*** Opening The data ***
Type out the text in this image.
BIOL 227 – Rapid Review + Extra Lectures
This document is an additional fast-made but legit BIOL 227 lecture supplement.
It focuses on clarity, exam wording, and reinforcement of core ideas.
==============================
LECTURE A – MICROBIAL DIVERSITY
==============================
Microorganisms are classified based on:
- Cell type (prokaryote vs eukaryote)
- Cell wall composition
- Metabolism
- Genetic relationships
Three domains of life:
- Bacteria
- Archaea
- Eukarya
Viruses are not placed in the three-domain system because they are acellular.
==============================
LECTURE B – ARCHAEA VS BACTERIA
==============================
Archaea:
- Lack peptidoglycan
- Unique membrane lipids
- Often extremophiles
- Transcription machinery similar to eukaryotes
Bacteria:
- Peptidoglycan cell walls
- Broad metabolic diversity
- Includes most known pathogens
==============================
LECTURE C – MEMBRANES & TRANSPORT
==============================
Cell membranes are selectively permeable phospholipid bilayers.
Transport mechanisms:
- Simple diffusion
*** Closing The data ***
Work item: Show each line from the material above where the string "BIOL" can be found.

Answer space:
BIOL 227 – Rapid Review + Extra Lectures
This document is an additional fast-made but legit BIOL 227 lecture supplement.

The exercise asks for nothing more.